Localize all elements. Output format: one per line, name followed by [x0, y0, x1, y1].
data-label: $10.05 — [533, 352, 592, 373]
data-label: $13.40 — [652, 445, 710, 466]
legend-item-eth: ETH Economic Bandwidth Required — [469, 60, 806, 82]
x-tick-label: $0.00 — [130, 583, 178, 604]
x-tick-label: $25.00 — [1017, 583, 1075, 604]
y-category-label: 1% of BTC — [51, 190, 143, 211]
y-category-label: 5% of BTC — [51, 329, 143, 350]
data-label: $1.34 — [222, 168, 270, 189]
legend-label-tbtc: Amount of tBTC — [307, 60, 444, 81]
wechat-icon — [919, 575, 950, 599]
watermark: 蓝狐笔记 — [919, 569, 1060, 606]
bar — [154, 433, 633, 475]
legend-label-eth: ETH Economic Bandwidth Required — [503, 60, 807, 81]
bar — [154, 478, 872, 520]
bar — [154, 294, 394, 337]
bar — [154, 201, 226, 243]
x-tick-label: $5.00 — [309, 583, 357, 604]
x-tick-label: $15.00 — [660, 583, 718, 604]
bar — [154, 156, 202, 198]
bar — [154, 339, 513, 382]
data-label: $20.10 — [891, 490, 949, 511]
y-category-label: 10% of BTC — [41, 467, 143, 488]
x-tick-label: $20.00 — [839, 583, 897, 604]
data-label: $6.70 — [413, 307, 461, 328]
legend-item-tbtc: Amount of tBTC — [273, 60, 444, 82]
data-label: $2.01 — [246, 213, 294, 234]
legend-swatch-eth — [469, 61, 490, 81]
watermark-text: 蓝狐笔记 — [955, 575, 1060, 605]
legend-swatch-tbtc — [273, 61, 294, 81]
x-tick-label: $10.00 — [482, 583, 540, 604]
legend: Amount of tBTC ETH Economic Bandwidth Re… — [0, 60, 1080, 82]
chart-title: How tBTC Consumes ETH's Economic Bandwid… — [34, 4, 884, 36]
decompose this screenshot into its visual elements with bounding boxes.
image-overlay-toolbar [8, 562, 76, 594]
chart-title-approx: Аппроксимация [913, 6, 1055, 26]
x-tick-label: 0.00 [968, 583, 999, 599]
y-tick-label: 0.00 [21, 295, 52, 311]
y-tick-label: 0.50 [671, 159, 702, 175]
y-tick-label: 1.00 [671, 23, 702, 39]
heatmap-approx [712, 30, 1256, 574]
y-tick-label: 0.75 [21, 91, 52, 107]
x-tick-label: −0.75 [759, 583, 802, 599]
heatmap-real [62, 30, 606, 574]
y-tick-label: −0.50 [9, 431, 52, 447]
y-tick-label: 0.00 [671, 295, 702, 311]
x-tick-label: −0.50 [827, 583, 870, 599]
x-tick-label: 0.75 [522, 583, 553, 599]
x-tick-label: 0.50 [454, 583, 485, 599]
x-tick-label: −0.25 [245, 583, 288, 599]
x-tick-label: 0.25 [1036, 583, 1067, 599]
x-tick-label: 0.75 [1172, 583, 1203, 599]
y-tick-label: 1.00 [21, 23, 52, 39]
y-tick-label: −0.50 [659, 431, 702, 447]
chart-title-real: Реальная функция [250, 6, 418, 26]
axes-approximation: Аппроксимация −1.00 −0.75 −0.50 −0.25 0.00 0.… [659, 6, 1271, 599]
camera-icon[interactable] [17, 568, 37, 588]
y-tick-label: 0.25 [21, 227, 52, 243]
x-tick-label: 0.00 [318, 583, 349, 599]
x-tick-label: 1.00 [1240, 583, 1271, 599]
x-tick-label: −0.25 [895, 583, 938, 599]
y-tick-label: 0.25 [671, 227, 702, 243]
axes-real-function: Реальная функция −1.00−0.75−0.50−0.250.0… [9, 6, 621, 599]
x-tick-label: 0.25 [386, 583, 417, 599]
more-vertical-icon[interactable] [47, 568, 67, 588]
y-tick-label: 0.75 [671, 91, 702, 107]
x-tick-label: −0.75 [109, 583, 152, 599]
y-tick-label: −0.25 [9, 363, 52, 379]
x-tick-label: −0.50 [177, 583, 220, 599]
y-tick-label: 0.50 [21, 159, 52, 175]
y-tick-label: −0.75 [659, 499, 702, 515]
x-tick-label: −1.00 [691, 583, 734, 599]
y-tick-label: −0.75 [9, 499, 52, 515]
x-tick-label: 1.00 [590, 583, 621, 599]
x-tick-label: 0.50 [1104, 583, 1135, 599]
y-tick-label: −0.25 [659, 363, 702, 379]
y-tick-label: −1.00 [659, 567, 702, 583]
------------------------------------------------------------------------
● Given task:
Please arrange the lines from the start of the rows through the line with "bar — [154, 433, 633, 475]" as a JSON list of strings, one string per line and no blank lines.

● Full solution:
[
  "Localize all elements. Output format: one per line, name followed by [x0, y0, x1, y1].",
  "data-label: $10.05 — [533, 352, 592, 373]",
  "data-label: $13.40 — [652, 445, 710, 466]",
  "legend-item-eth: ETH Economic Bandwidth Required — [469, 60, 806, 82]",
  "x-tick-label: $0.00 — [130, 583, 178, 604]",
  "x-tick-label: $25.00 — [1017, 583, 1075, 604]",
  "y-category-label: 1% of BTC — [51, 190, 143, 211]",
  "y-category-label: 5% of BTC — [51, 329, 143, 350]",
  "data-label: $1.34 — [222, 168, 270, 189]",
  "legend-label-tbtc: Amount of tBTC — [307, 60, 444, 81]",
  "wechat-icon — [919, 575, 950, 599]",
  "watermark: 蓝狐笔记 — [919, 569, 1060, 606]",
  "bar — [154, 433, 633, 475]"
]